**Exercise description:** Select every line containing the word "into" from the material, and copy those lines.

**Supplied entries:**
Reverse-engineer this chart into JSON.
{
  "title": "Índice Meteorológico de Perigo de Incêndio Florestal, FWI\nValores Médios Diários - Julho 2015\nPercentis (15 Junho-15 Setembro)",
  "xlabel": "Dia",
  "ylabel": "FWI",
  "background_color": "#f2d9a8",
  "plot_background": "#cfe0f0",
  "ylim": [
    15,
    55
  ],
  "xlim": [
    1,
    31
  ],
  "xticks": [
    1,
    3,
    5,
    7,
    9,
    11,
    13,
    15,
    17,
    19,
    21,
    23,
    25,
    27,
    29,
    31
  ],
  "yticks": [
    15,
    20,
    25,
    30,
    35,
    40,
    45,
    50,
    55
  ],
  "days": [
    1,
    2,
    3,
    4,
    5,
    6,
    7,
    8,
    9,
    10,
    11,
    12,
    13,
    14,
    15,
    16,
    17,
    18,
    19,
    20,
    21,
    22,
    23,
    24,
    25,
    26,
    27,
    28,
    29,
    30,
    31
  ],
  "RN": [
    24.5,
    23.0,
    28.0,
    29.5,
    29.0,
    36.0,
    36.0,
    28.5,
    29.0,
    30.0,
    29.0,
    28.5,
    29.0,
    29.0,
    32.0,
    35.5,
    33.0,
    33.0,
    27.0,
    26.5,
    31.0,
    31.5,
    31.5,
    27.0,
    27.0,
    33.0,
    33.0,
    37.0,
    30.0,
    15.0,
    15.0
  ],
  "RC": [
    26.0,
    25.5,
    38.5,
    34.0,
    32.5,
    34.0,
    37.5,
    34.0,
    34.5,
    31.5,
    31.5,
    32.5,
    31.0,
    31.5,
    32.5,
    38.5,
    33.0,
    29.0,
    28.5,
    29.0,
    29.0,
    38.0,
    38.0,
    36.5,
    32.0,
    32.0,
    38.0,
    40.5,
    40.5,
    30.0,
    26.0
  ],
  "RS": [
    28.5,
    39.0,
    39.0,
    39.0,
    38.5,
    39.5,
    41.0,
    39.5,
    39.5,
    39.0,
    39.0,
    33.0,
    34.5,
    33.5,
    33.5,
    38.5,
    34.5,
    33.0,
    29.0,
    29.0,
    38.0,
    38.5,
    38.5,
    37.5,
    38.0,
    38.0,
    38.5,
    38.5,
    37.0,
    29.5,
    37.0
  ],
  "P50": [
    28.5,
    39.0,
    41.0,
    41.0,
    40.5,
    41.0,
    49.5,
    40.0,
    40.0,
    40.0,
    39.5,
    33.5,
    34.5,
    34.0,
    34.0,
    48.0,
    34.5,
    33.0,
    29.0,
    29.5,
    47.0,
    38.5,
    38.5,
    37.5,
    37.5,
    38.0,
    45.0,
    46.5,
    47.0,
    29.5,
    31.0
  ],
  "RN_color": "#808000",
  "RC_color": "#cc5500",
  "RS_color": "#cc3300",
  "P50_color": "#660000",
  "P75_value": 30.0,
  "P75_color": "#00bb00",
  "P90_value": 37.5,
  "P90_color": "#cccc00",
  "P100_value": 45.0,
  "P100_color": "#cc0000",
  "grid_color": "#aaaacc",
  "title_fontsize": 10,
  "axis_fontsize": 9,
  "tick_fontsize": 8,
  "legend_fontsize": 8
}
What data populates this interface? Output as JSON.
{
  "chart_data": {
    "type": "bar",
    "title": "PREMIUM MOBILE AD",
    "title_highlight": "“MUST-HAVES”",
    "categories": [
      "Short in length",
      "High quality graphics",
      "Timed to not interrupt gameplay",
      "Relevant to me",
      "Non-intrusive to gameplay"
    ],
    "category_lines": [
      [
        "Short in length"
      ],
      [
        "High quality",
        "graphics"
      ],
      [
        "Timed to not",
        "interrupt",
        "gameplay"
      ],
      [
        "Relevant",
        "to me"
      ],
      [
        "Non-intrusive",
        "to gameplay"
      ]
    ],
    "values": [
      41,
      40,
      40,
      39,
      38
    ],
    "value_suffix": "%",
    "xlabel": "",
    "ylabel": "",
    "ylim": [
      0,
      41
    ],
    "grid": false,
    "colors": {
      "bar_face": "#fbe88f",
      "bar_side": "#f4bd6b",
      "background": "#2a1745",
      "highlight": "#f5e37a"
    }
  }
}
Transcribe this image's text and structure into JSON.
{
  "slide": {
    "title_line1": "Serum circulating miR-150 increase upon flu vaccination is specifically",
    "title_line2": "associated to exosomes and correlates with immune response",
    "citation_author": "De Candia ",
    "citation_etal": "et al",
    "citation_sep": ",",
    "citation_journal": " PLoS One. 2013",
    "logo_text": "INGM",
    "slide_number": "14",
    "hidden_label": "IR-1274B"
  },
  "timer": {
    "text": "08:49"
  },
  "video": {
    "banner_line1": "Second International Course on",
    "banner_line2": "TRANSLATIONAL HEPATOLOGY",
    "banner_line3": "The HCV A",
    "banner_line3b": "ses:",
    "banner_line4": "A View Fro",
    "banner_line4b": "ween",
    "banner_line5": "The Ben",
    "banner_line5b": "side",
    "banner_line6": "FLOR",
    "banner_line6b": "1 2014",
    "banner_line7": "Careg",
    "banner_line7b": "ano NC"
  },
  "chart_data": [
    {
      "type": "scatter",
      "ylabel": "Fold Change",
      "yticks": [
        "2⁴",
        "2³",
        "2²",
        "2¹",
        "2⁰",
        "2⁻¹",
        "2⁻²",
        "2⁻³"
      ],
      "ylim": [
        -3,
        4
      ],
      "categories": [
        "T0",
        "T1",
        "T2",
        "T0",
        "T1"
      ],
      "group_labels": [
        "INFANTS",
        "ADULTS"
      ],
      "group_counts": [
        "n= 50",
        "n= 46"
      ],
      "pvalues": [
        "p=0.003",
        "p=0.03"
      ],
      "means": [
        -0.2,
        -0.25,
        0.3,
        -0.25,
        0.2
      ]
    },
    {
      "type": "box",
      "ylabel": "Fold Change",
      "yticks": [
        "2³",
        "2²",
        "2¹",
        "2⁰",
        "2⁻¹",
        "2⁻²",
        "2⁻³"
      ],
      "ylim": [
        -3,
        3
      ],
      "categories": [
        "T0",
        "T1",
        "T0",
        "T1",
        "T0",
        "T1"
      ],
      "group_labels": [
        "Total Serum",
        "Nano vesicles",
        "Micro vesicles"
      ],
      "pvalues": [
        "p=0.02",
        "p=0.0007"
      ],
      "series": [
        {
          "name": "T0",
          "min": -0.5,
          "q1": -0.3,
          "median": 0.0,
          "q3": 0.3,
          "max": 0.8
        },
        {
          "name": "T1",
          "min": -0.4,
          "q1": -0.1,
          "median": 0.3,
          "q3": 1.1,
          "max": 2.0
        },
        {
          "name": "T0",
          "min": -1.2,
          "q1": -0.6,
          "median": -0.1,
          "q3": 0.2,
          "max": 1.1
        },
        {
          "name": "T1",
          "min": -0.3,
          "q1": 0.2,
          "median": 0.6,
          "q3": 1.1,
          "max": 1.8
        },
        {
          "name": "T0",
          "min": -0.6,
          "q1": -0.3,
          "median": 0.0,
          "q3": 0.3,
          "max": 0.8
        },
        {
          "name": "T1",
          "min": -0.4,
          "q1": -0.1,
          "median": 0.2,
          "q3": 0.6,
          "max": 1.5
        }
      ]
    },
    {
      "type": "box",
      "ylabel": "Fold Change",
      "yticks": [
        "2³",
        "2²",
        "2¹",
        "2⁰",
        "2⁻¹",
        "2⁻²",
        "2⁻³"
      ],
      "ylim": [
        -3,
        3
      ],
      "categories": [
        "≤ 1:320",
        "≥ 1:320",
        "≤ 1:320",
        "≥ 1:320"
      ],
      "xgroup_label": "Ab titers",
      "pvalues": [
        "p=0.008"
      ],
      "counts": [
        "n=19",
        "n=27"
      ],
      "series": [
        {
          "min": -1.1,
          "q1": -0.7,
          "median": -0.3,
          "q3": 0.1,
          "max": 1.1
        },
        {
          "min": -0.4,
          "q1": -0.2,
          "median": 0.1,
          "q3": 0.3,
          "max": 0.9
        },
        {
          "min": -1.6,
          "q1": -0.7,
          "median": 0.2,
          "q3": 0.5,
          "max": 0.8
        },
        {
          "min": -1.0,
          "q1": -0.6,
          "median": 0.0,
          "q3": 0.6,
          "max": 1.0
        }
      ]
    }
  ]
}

**Task solution:**
Reverse-engineer this chart into JSON.
Transcribe this image's text and structure into JSON.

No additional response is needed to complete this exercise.